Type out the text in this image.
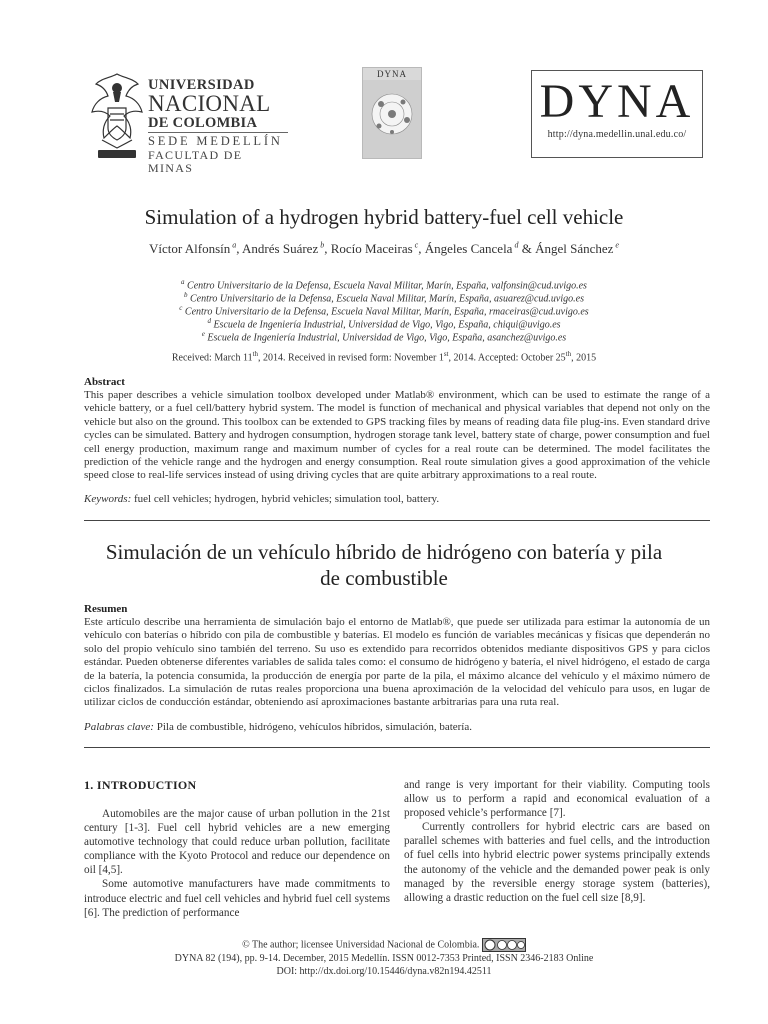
UNIVERSIDAD
NACIONAL
DE COLOMBIA
SEDE MEDELLÍN
FACULTAD DE MINAS
DYNA
DYNA
http://dyna.medellin.unal.edu.co/
Simulation of a hydrogen hybrid battery-fuel cell vehicle
Víctor Alfonsín $^a$, Andrés Suárez $^b$, Rocío Maceiras $^c$, Ángeles Cancela $^d$ & Ángel Sánchez $^e$
$^a$ Centro Universitario de la Defensa, Escuela Naval Militar, Marín, España, valfonsin@cud.uvigo.es
$^b$ Centro Universitario de la Defensa, Escuela Naval Militar, Marín, España, asuarez@cud.uvigo.es
$^c$ Centro Universitario de la Defensa, Escuela Naval Militar, Marín, España, rmaceiras@cud.uvigo.es
$^d$ Escuela de Ingeniería Industrial, Universidad de Vigo, Vigo, España, chiqui@uvigo.es
$^e$ Escuela de Ingeniería Industrial, Universidad de Vigo, Vigo, España, asanchez@uvigo.es
Received: March 11th, 2014. Received in revised form: November 1st, 2014. Accepted: October 25th, 2015
Abstract
This paper describes a vehicle simulation toolbox developed under Matlab® environment, which can be used to estimate the range of a vehicle battery, or a fuel cell/battery hybrid system. The model is function of mechanical and physical variables that depend not only on the vehicle but also on the ground. This toolbox can be extended to GPS tracking files by means of reading data file plug-ins. Even standard drive cycles can be simulated. Battery and hydrogen consumption, hydrogen storage tank level, battery state of charge, power consumption and fuel cell energy production, maximum range and maximum number of cycles for a real route can be determined. The model facilitates the prediction of the vehicle range and the hydrogen and energy consumption. Real route simulation gives a good approximation of the vehicle speed close to real-life services instead of using driving cycles that are quite arbitrary approximations to a real route.
Keywords: fuel cell vehicles; hydrogen, hybrid vehicles; simulation tool, battery.
Simulación de un vehículo híbrido de hidrógeno con batería y pila
de combustible
Resumen
Este artículo describe una herramienta de simulación bajo el entorno de Matlab®, que puede ser utilizada para estimar la autonomía de un vehículo con baterías o híbrido con pila de combustible y baterías. El modelo es función de variables mecánicas y físicas que dependerán no solo del propio vehículo sino también del terreno. Su uso es extendido para recorridos obtenidos mediante dispositivos GPS y para ciclos estándar. Pueden obtenerse diferentes variables de salida tales como: el consumo de hidrógeno y batería, el nivel hidrógeno, el estado de carga de la batería, la potencia consumida, la producción de energía por parte de la pila, el máximo alcance del vehículo y el máximo número de ciclos finalizados. La simulación de rutas reales proporciona una buena aproximación de la velocidad del vehículo para usos, en lugar de utilizar ciclos de conducción estándar, obteniendo así aproximaciones bastante arbitrarias para una ruta real.
Palabras clave: Pila de combustible, hidrógeno, vehículos híbridos, simulación, batería.
1. INTRODUCTION

Automobiles are the major cause of urban pollution in the 21st century [1-3]. Fuel cell hybrid vehicles are a new emerging automotive technology that could reduce urban pollution, facilitate compliance with the Kyoto Protocol and reduce our dependence on oil [4,5].

Some automotive manufacturers have made commitments to introduce electric and fuel cell vehicles and hybrid fuel cell systems [6]. The prediction of performance

and range is very important for their viability. Computing tools allow us to perform a rapid and economical evaluation of a proposed vehicle’s performance [7].

Currently controllers for hybrid electric cars are based on parallel schemes with batteries and fuel cells, and the introduction of fuel cells into hybrid electric power systems principally extends the autonomy of the vehicle and the demanded power peak is only managed by the reversible energy storage system (batteries), allowing a drastic reduction on the fuel cell size [8,9].

© The author; licensee Universidad Nacional de Colombia.
DYNA 82 (194), pp. 9-14. December, 2015 Medellín. ISSN 0012-7353 Printed, ISSN 2346-2183 Online
DOI: http://dx.doi.org/10.15446/dyna.v82n194.42511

◆ **WHAT YOU SHOULD DO**
Track down all lines above with the string "Marín" and copy them.

◆ **RESULT**
$^a$ Centro Universitario de la Defensa, Escuela Naval Militar, Marín, España, valfonsin@cud.uvigo.es
$^b$ Centro Universitario de la Defensa, Escuela Naval Militar, Marín, España, asuarez@cud.uvigo.es
$^c$ Centro Universitario de la Defensa, Escuela Naval Militar, Marín, España, rmaceiras@cud.uvigo.es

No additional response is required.